■ Exercise goal ■
Each entry that follows must be output without any deviation.

■ Raw records ■
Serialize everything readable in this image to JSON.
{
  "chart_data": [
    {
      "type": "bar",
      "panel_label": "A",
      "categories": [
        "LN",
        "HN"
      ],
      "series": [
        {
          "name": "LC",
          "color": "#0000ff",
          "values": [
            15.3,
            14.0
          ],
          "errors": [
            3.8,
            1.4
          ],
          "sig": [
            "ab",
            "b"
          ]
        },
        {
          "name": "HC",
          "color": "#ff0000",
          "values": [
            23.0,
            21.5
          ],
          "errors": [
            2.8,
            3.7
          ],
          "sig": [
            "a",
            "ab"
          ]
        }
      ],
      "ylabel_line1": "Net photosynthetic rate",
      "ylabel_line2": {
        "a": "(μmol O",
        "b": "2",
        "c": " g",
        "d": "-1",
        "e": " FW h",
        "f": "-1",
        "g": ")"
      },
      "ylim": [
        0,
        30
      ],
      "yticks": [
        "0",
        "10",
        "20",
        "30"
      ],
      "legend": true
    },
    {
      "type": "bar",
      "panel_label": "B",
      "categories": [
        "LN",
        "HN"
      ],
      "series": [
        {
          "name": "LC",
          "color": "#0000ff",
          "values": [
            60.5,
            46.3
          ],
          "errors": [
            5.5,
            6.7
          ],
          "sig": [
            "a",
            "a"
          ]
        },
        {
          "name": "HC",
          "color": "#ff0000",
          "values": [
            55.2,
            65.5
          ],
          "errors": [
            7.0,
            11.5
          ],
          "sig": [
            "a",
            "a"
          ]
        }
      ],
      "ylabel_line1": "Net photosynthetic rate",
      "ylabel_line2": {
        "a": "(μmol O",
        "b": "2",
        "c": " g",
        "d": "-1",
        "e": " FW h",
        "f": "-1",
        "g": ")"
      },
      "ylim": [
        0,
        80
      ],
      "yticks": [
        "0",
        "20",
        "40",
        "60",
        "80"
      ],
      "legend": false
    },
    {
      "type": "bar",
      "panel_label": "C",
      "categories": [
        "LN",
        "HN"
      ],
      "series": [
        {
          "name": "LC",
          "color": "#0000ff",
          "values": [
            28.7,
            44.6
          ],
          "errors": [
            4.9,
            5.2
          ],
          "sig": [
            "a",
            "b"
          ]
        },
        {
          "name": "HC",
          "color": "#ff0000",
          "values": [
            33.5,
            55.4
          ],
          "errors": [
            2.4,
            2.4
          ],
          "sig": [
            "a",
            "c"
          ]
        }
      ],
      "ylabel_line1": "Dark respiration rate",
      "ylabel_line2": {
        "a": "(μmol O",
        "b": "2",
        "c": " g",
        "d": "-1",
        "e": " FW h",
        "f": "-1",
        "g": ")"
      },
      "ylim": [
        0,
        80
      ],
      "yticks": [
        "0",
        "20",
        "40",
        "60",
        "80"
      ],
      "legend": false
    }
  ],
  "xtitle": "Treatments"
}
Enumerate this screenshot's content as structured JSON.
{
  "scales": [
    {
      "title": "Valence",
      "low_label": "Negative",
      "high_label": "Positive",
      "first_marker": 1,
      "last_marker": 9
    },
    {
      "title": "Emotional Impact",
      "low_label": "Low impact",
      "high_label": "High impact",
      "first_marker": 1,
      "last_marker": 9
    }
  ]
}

■ Written response ■
Serialize everything readable in this image to JSON.
{
  "chart_data": [
    {
      "type": "bar",
      "panel_label": "A",
      "categories": [
        "LN",
        "HN"
      ],
      "series": [
        {
          "name": "LC",
          "color": "#0000ff",
          "values": [
            15.3,
            14.0
          ],
          "errors": [
            3.8,
            1.4
          ],
          "sig": [
            "ab",
            "b"
          ]
        },
        {
          "name": "HC",
          "color": "#ff0000",
          "values": [
            23.0,
            21.5
          ],
          "errors": [
            2.8,
            3.7
          ],
          "sig": [
            "a",
            "ab"
          ]
        }
      ],
      "ylabel_line1": "Net photosynthetic rate",
      "ylabel_line2": {
        "a": "(μmol O",
        "b": "2",
        "c": " g",
        "d": "-1",
        "e": " FW h",
        "f": "-1",
        "g": ")"
      },
      "ylim": [
        0,
        30
      ],
      "yticks": [
        "0",
        "10",
        "20",
        "30"
      ],
      "legend": true
    },
    {
      "type": "bar",
      "panel_label": "B",
      "categories": [
        "LN",
        "HN"
      ],
      "series": [
        {
          "name": "LC",
          "color": "#0000ff",
          "values": [
            60.5,
            46.3
          ],
          "errors": [
            5.5,
            6.7
          ],
          "sig": [
            "a",
            "a"
          ]
        },
        {
          "name": "HC",
          "color": "#ff0000",
          "values": [
            55.2,
            65.5
          ],
          "errors": [
            7.0,
            11.5
          ],
          "sig": [
            "a",
            "a"
          ]
        }
      ],
      "ylabel_line1": "Net photosynthetic rate",
      "ylabel_line2": {
        "a": "(μmol O",
        "b": "2",
        "c": " g",
        "d": "-1",
        "e": " FW h",
        "f": "-1",
        "g": ")"
      },
      "ylim": [
        0,
        80
      ],
      "yticks": [
        "0",
        "20",
        "40",
        "60",
        "80"
      ],
      "legend": false
    },
    {
      "type": "bar",
      "panel_label": "C",
      "categories": [
        "LN",
        "HN"
      ],
      "series": [
        {
          "name": "LC",
          "color": "#0000ff",
          "values": [
            28.7,
            44.6
          ],
          "errors": [
            4.9,
            5.2
          ],
          "sig": [
            "a",
            "b"
          ]
        },
        {
          "name": "HC",
          "color": "#ff0000",
          "values": [
            33.5,
            55.4
          ],
          "errors": [
            2.4,
            2.4
          ],
          "sig": [
            "a",
            "c"
          ]
        }
      ],
      "ylabel_line1": "Dark respiration rate",
      "ylabel_line2": {
        "a": "(μmol O",
        "b": "2",
        "c": " g",
        "d": "-1",
        "e": " FW h",
        "f": "-1",
        "g": ")"
      },
      "ylim": [
        0,
        80
      ],
      "yticks": [
        "0",
        "20",
        "40",
        "60",
        "80"
      ],
      "legend": false
    }
  ],
  "xtitle": "Treatments"
}
Enumerate this screenshot's content as structured JSON.
{
  "scales": [
    {
      "title": "Valence",
      "low_label": "Negative",
      "high_label": "Positive",
      "first_marker": 1,
      "last_marker": 9
    },
    {
      "title": "Emotional Impact",
      "low_label": "Low impact",
      "high_label": "High impact",
      "first_marker": 1,
      "last_marker": 9
    }
  ]
}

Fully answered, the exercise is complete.